**Your objective:** Below are records. Copy every line with "good" in it.

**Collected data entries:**
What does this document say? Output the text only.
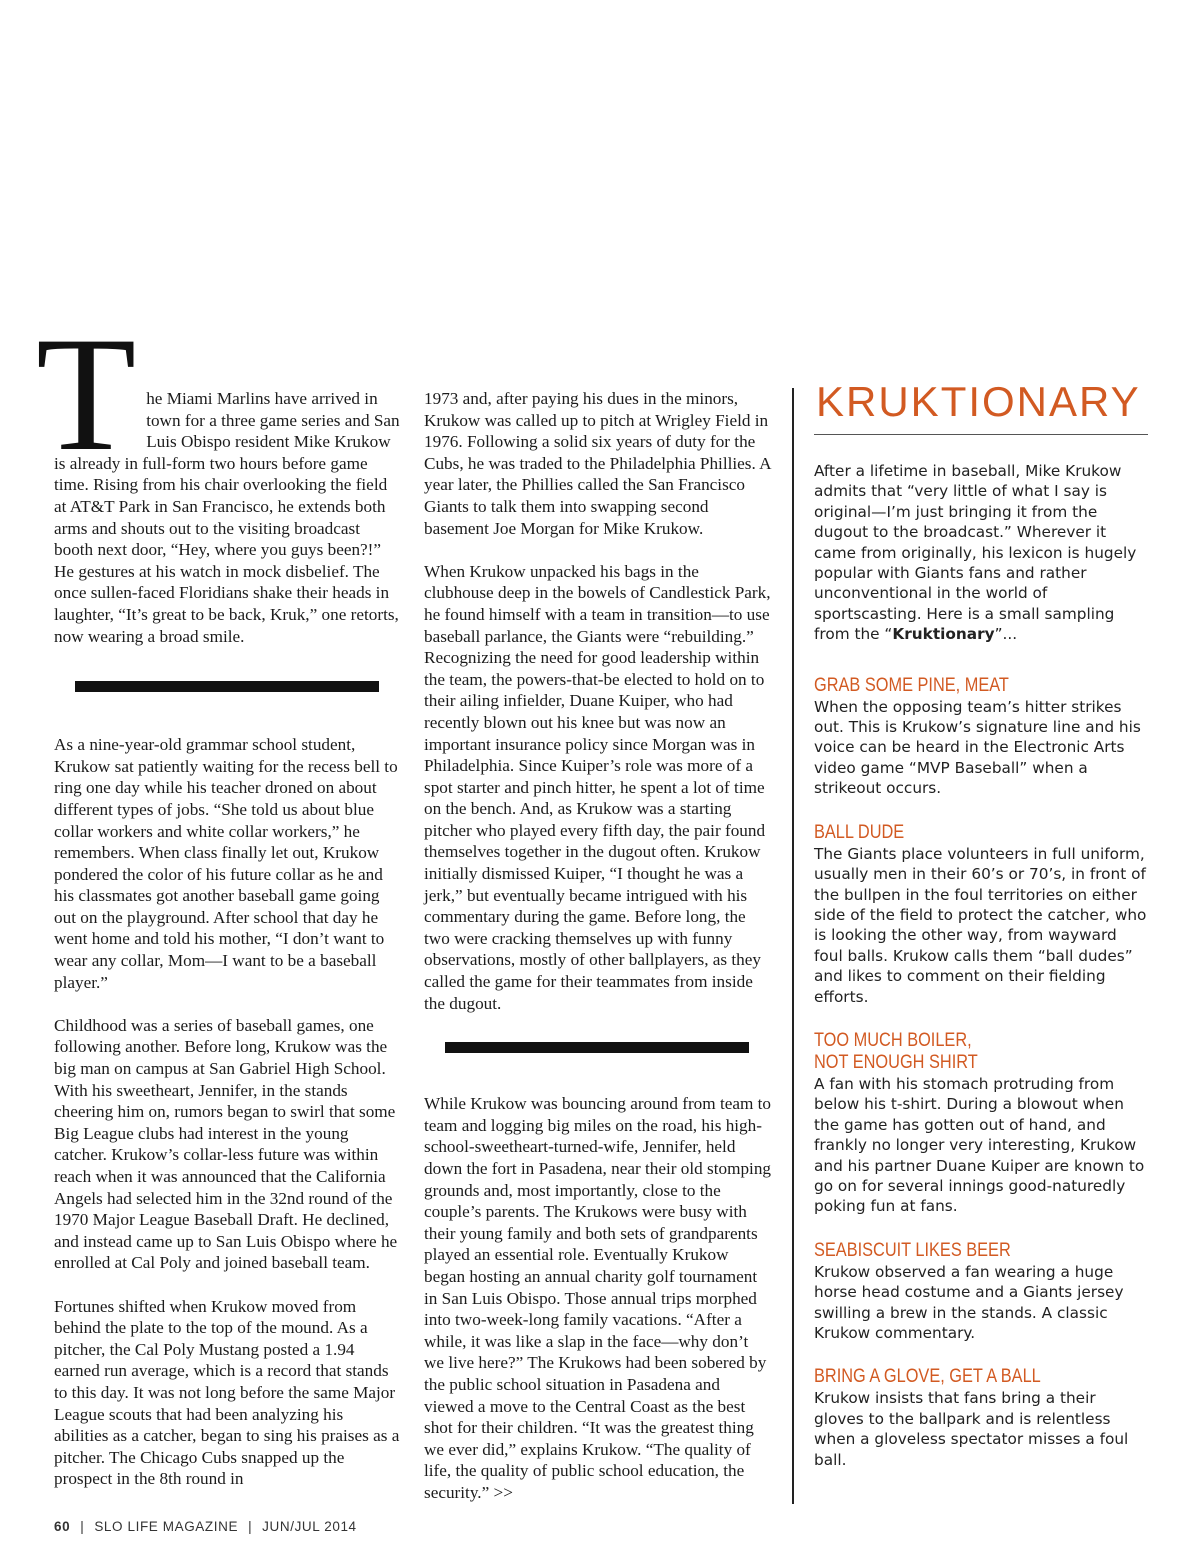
T he Miami Marlins have arrived in town for a three game series and San Luis Obispo resident Mike Krukow is already in full-form two hours before game time. Rising from his chair overlooking the field at AT&T Park in San Francisco, he extends both arms and shouts out to the visiting broadcast booth next door, “Hey, where you guys been?!” He gestures at his watch in mock disbelief. The once sullen-faced Floridians shake their heads in laughter, “It’s great to be back, Kruk,” one retorts, now wearing a broad smile.

As a nine-year-old grammar school student, Krukow sat patiently waiting for the recess bell to ring one day while his teacher droned on about different types of jobs. “She told us about blue collar workers and white collar workers,” he remembers. When class finally let out, Krukow pondered the color of his future collar as he and his classmates got another baseball game going out on the playground. After school that day he went home and told his mother, “I don’t want to wear any collar, Mom—I want to be a baseball player.”

Childhood was a series of baseball games, one following another. Before long, Krukow was the big man on campus at San Gabriel High School. With his sweetheart, Jennifer, in the stands cheering him on, rumors began to swirl that some Big League clubs had interest in the young catcher. Krukow’s collar-less future was within reach when it was announced that the California Angels had selected him in the 32nd round of the 1970 Major League Baseball Draft. He declined, and instead came up to San Luis Obispo where he enrolled at Cal Poly and joined baseball team.

Fortunes shifted when Krukow moved from behind the plate to the top of the mound. As a pitcher, the Cal Poly Mustang posted a 1.94 earned run average, which is a record that stands to this day. It was not long before the same Major League scouts that had been analyzing his abilities as a catcher, began to sing his praises as a pitcher. The Chicago Cubs snapped up the prospect in the 8th round in

1973 and, after paying his dues in the minors, Krukow was called up to pitch at Wrigley Field in 1976. Following a solid six years of duty for the Cubs, he was traded to the Philadelphia Phillies. A year later, the Phillies called the San Francisco Giants to talk them into swapping second basement Joe Morgan for Mike Krukow.

When Krukow unpacked his bags in the clubhouse deep in the bowels of Candlestick Park, he found himself with a team in transition—to use baseball parlance, the Giants were “rebuilding.” Recognizing the need for good leadership within the team, the powers-that-be elected to hold on to their ailing infielder, Duane Kuiper, who had recently blown out his knee but was now an important insurance policy since Morgan was in Philadelphia. Since Kuiper’s role was more of a spot starter and pinch hitter, he spent a lot of time on the bench. And, as Krukow was a starting pitcher who played every fifth day, the pair found themselves together in the dugout often. Krukow initially dismissed Kuiper, “I thought he was a jerk,” but eventually became intrigued with his commentary during the game. Before long, the two were cracking themselves up with funny observations, mostly of other ballplayers, as they called the game for their teammates from inside the dugout.

While Krukow was bouncing around from team to team and logging big miles on the road, his high-school-sweetheart-turned-wife, Jennifer, held down the fort in Pasadena, near their old stomping grounds and, most importantly, close to the couple’s parents. The Krukows were busy with their young family and both sets of grandparents played an essential role. Eventually Krukow began hosting an annual charity golf tournament in San Luis Obispo. Those annual trips morphed into two-week-long family vacations. “After a while, it was like a slap in the face—why don’t we live here?” The Krukows had been sobered by the public school situation in Pasadena and viewed a move to the Central Coast as the best shot for their children. “It was the greatest thing we ever did,” explains Krukow. “The quality of life, the quality of public school education, the security.” >>

KRUKTIONARY
After a lifetime in baseball, Mike Krukow admits that “very little of what I say is original—I’m just bringing it from the dugout to the broadcast.” Wherever it came from originally, his lexicon is hugely popular with Giants fans and rather unconventional in the world of sportscasting. Here is a small sampling from the “Kruktionary”...
GRAB SOME PINE, MEAT
When the opposing team’s hitter strikes out. This is Krukow’s signature line and his voice can be heard in the Electronic Arts video game “MVP Baseball” when a strikeout occurs.
BALL DUDE
The Giants place volunteers in full uniform, usually men in their 60’s or 70’s, in front of the bullpen in the foul territories on either side of the field to protect the catcher, who is looking the other way, from wayward foul balls. Krukow calls them “ball dudes” and likes to comment on their fielding efforts.
TOO MUCH BOILER,
NOT ENOUGH SHIRT
A fan with his stomach protruding from below his t-shirt. During a blowout when the game has gotten out of hand, and frankly no longer very interesting, Krukow and his partner Duane Kuiper are known to go on for several innings good-naturedly poking fun at fans.
SEABISCUIT LIKES BEER
Krukow observed a fan wearing a huge horse head costume and a Giants jersey swilling a brew in the stands. A classic Krukow commentary.
BRING A GLOVE, GET A BALL
Krukow insists that fans bring a their gloves to the ballpark and is relentless when a gloveless spectator misses a foul ball.
60 | SLO LIFE MAGAZINE | JUN/JUL 2014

**Correct response:**
When Krukow unpacked his bags in the clubhouse deep in the bowels of Candlestick Park, he found himself with a team in transition—to use baseball parlance, the Giants were “rebuilding.” Recognizing the need for good leadership within the team, the powers-that-be elected to hold on to their ailing infielder, Duane Kuiper, who had recently blown out his knee but was now an important insurance policy since Morgan was in Philadelphia. Since Kuiper’s role was more of a spot starter and pinch hitter, he spent a lot of time on the bench. And, as Krukow was a starting pitcher who played every fifth day, the pair found themselves together in the dugout often. Krukow initially dismissed Kuiper, “I thought he was a jerk,” but eventually became intrigued with his commentary during the game. Before long, the two were cracking themselves up with funny observations, mostly of other ballplayers, as they called the game for their teammates from inside the dugout.
A fan with his stomach protruding from below his t-shirt. During a blowout when the game has gotten out of hand, and frankly no longer very interesting, Krukow and his partner Duane Kuiper are known to go on for several innings good-naturedly poking fun at fans.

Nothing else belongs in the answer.